# [Exercise prompt]
Repeat every line of the data exactly, but not the pictures.

════════════════

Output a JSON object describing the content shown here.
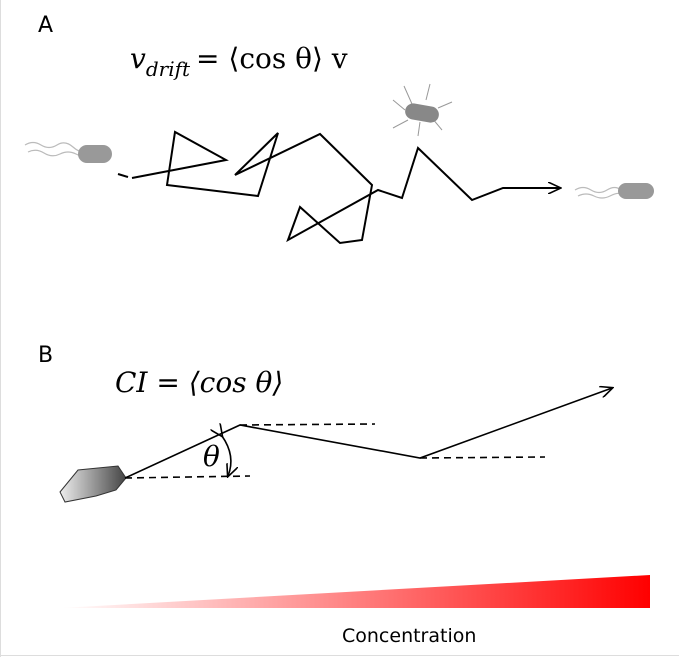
{
  "panel_a": {
    "label": "A",
    "equation": {
      "lhs": "v",
      "subscript": "drift",
      "rhs": "= ⟨cos θ⟩ v"
    }
  },
  "panel_b": {
    "label": "B",
    "equation": "CI = ⟨cos θ⟩",
    "angle_label": "θ"
  },
  "gradient": {
    "label": "Concentration"
  }
}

════════════════

# [Answer to the task]
Output a JSON object describing the content shown here.
{
  "panel_a": {
    "label": "A",
    "equation": {
      "lhs": "v",
      "subscript": "drift",
      "rhs": "= ⟨cos θ⟩ v"
    }
  },
  "panel_b": {
    "label": "B",
    "equation": "CI = ⟨cos θ⟩",
    "angle_label": "θ"
  },
  "gradient": {
    "label": "Concentration"
  }
}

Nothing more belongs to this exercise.